From the listing below, select every line where the word "title" appears.
>>
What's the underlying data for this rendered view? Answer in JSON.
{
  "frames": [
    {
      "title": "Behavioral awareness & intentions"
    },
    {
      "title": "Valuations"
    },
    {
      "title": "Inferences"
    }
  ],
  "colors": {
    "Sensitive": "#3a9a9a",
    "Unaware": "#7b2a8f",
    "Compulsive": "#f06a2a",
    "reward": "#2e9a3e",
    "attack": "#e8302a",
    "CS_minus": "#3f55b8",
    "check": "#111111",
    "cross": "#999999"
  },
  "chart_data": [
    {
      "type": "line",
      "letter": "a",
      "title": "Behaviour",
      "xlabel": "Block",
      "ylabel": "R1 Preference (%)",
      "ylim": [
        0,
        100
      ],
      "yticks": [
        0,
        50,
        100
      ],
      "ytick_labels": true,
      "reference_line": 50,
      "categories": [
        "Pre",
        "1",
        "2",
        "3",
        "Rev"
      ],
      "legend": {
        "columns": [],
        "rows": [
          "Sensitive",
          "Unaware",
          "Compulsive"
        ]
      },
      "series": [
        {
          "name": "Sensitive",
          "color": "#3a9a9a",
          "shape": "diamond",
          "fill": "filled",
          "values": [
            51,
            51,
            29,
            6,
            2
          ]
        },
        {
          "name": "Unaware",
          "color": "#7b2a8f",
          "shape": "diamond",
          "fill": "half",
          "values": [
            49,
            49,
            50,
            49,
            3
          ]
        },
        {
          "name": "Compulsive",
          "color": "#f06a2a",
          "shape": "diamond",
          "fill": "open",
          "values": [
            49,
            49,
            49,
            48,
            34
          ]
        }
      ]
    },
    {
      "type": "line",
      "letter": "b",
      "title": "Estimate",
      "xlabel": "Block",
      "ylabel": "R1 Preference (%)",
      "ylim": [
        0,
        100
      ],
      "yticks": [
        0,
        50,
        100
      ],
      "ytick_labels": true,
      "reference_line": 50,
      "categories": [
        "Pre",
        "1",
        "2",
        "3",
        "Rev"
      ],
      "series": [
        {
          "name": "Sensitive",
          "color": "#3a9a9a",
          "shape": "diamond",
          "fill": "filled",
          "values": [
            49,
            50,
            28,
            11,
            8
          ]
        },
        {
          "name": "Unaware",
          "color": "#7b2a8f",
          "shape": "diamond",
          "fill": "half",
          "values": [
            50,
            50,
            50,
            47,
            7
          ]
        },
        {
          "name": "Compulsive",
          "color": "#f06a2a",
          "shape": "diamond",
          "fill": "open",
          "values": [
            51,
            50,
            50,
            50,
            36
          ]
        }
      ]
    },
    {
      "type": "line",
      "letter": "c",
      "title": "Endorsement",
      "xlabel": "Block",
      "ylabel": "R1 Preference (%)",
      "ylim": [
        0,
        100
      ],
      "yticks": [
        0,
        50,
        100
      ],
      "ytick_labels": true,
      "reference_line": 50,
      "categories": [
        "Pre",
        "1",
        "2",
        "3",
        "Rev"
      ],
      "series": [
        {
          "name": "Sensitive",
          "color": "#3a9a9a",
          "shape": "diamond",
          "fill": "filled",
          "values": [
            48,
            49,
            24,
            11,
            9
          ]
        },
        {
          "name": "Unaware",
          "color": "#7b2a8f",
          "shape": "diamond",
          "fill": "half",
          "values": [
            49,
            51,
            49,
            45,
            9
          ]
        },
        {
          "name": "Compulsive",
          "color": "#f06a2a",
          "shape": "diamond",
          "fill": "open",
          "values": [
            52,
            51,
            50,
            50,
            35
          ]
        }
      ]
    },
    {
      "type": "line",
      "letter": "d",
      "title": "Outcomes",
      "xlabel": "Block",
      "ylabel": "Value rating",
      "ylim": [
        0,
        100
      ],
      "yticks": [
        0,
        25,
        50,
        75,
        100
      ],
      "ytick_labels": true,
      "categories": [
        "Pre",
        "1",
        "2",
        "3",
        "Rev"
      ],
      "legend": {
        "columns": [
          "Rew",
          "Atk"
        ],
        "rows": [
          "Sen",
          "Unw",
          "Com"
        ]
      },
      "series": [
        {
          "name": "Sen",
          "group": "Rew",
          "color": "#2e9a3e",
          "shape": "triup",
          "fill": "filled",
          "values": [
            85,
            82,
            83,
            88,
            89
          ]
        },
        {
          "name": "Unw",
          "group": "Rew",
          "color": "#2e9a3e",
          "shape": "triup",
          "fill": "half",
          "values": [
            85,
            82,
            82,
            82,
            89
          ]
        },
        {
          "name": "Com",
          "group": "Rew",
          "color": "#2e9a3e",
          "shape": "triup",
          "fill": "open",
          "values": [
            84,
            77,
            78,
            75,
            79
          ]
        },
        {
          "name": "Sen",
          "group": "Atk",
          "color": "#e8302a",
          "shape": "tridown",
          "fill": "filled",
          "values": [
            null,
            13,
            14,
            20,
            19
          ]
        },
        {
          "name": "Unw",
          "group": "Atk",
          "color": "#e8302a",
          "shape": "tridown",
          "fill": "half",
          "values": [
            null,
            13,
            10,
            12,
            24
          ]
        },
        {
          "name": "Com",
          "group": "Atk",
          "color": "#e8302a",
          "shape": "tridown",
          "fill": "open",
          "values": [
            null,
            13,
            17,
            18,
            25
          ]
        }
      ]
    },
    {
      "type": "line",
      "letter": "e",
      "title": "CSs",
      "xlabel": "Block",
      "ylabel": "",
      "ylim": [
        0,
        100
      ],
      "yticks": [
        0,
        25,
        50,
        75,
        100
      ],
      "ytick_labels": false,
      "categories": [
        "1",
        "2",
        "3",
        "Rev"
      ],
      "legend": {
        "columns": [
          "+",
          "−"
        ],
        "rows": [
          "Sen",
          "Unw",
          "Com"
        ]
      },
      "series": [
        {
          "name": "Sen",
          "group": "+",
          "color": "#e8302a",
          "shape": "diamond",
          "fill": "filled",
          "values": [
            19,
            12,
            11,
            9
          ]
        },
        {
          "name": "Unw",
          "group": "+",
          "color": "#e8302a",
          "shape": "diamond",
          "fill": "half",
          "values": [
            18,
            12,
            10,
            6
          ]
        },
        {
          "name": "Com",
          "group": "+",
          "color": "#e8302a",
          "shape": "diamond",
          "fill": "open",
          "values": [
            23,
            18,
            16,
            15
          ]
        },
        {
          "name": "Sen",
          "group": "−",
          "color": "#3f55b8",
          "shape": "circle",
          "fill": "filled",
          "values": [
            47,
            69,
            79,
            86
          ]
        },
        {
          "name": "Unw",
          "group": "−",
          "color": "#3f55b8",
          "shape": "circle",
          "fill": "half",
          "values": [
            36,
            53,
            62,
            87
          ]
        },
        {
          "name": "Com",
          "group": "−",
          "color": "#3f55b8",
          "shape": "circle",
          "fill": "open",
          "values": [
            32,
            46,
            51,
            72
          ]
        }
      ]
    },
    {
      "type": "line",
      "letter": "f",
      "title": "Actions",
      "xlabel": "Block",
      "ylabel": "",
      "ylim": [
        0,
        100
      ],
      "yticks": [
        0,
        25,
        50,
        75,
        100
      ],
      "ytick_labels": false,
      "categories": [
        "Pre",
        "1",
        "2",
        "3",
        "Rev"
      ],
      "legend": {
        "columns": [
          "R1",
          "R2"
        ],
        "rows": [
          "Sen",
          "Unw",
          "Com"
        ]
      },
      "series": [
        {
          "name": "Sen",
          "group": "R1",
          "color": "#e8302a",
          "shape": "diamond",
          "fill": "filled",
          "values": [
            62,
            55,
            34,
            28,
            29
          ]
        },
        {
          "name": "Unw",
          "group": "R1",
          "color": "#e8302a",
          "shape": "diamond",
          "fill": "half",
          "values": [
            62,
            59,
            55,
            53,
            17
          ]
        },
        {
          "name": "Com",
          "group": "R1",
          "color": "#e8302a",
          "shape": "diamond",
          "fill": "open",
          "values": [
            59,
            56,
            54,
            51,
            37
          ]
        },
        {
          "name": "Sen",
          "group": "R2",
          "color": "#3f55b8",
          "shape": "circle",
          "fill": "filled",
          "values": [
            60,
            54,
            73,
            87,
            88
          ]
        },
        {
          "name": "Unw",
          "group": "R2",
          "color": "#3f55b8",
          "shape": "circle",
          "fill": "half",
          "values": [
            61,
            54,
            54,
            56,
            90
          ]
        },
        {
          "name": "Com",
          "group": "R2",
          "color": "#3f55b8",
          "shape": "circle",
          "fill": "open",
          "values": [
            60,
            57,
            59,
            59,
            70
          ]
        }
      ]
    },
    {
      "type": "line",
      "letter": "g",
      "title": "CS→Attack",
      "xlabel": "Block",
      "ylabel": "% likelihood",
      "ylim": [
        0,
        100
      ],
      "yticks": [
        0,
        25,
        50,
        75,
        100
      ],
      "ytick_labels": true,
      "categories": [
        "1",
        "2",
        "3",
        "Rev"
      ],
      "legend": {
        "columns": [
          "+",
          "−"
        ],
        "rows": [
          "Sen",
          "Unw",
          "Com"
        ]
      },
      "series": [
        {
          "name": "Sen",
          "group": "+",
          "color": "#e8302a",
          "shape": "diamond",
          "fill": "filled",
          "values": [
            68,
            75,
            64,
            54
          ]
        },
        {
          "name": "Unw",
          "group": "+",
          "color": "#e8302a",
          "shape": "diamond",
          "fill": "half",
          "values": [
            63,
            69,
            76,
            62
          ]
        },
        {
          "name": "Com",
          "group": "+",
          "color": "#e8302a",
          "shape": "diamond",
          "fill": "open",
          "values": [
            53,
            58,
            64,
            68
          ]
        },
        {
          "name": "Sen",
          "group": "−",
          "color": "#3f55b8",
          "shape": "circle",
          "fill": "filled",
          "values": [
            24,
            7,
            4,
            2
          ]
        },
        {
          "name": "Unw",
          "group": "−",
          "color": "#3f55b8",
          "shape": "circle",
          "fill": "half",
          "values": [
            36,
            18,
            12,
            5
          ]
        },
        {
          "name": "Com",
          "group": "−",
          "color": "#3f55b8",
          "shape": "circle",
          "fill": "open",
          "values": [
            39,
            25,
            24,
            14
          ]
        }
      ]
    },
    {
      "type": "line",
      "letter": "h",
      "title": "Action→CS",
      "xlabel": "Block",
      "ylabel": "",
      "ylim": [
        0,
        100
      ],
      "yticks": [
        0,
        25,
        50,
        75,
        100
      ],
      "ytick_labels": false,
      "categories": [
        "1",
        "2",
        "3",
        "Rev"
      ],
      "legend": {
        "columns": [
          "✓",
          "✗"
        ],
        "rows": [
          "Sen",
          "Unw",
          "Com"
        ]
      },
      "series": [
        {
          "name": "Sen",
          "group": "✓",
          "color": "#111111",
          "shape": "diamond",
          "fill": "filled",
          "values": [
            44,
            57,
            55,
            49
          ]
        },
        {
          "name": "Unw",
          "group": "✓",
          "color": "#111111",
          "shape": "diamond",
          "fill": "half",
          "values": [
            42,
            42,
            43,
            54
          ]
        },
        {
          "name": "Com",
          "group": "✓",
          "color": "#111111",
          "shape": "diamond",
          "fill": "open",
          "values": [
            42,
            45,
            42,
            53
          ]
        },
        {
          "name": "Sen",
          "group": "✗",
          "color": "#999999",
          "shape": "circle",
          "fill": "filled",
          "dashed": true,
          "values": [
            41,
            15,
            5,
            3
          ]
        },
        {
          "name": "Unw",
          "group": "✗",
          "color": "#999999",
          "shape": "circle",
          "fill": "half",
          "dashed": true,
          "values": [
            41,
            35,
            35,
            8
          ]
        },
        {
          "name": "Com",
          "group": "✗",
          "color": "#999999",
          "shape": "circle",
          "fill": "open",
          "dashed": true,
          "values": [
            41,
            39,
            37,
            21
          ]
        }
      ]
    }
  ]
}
<<
▸ **RESULT FOR THIS EXERCISE**:
      "title": "Behavioral awareness & intentions"
      "title": "Valuations"
      "title": "Inferences"
      "title": "Behaviour",
      "title": "Estimate",
      "title": "Endorsement",
      "title": "Outcomes",
      "title": "CSs",
      "title": "Actions",
      "title": "CS→Attack",
      "title": "Action→CS",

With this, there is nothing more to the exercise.